[Data entries]
## BEGIN
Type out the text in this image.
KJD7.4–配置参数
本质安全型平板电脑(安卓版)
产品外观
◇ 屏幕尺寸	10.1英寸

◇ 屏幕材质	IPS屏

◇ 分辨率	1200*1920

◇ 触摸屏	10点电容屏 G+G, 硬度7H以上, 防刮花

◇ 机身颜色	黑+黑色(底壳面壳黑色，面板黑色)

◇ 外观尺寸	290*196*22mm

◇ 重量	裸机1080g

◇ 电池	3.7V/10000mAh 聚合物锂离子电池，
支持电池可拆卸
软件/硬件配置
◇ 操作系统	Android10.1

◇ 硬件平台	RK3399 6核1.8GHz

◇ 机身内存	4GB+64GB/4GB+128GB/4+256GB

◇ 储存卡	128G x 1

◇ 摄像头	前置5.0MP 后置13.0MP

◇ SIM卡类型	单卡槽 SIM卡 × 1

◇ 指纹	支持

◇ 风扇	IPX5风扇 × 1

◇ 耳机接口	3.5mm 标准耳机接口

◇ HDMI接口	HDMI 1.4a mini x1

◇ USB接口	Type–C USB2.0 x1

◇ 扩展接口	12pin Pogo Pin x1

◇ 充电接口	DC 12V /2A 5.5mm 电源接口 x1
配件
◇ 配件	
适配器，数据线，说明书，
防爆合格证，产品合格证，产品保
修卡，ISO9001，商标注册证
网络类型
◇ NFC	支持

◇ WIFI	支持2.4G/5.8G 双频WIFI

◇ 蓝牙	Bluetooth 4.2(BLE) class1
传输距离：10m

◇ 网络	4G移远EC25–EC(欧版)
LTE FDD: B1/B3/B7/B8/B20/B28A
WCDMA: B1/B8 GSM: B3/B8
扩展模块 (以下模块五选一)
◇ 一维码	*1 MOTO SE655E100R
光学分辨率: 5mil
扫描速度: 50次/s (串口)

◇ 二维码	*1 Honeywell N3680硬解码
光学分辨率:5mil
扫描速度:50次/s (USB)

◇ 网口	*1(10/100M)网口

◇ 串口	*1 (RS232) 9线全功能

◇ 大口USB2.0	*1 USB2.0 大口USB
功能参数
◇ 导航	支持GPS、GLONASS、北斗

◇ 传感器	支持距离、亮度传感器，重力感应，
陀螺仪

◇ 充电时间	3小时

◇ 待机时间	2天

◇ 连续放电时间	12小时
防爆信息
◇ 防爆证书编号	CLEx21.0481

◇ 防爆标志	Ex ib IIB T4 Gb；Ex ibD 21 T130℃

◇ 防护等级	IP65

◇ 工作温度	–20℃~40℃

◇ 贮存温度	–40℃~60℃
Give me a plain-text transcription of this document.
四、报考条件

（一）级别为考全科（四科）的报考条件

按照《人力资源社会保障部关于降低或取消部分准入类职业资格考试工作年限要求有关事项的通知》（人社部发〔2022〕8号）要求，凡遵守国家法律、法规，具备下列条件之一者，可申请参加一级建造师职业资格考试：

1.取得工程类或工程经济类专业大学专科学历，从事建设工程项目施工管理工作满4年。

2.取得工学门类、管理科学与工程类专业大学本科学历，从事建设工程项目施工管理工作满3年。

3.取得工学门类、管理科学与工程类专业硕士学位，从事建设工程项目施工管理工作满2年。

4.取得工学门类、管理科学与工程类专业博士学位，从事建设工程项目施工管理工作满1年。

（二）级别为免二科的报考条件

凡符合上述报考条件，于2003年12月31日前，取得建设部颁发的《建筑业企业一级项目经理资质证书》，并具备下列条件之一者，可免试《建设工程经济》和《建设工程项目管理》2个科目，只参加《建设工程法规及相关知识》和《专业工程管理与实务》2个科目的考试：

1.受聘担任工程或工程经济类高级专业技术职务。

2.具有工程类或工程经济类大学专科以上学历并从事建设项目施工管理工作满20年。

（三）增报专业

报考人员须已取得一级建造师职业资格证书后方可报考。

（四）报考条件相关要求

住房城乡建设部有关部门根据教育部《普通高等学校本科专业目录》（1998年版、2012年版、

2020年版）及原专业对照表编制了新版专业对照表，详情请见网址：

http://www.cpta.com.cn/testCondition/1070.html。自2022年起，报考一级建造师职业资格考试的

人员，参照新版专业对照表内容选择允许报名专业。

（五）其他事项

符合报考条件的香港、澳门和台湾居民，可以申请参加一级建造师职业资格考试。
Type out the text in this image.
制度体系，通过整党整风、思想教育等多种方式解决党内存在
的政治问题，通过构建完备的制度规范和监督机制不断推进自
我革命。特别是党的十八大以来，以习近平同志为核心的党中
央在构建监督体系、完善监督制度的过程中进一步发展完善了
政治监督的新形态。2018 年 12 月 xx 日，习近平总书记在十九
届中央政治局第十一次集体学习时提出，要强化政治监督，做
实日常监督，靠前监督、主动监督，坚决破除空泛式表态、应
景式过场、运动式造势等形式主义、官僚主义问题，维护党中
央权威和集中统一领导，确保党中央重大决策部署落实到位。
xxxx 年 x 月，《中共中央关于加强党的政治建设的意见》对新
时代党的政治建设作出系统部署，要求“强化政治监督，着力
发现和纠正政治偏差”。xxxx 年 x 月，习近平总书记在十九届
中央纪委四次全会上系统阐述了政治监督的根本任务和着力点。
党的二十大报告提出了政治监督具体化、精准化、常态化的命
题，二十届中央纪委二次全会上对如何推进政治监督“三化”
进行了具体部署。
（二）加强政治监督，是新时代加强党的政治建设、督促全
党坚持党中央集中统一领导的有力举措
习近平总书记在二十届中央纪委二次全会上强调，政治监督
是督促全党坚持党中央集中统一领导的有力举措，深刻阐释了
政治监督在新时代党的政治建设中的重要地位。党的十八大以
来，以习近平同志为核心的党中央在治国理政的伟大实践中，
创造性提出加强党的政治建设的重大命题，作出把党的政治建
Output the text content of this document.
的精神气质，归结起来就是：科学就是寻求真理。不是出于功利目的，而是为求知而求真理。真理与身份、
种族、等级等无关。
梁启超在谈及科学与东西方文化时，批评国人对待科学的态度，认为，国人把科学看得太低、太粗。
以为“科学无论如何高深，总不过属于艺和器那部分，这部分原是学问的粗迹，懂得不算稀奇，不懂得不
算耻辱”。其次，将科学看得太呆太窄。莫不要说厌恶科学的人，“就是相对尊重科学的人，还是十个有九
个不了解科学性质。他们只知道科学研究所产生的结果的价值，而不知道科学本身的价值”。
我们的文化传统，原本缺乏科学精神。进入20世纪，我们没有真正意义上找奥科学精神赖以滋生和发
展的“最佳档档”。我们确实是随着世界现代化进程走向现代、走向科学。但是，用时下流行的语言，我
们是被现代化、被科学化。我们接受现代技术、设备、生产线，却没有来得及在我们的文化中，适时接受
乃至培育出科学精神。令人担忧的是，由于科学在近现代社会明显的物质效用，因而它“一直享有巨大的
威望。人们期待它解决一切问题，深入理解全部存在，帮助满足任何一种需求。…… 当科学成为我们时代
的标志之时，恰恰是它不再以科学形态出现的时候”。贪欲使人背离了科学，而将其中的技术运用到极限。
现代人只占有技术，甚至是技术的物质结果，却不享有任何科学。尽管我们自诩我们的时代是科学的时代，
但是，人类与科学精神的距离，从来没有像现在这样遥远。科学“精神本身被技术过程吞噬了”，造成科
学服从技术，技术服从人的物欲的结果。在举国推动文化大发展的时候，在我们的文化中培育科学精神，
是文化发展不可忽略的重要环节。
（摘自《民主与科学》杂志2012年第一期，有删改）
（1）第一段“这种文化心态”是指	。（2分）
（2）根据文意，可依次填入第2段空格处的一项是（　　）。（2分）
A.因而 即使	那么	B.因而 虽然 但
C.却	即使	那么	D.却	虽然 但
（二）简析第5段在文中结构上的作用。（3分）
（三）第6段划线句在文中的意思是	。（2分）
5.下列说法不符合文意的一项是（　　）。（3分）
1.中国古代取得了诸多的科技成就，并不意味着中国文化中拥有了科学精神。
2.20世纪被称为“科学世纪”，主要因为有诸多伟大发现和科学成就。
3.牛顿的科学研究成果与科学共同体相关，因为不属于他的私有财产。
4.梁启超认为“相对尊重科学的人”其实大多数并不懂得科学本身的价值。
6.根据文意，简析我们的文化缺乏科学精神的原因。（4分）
## END
▸ **What you have to do**: Copy out each line that contains the word "text".

▸ **Worked solution**:
Type out the text in this image.
Give me a plain-text transcription of this document.
Type out the text in this image.
Output the text content of this document.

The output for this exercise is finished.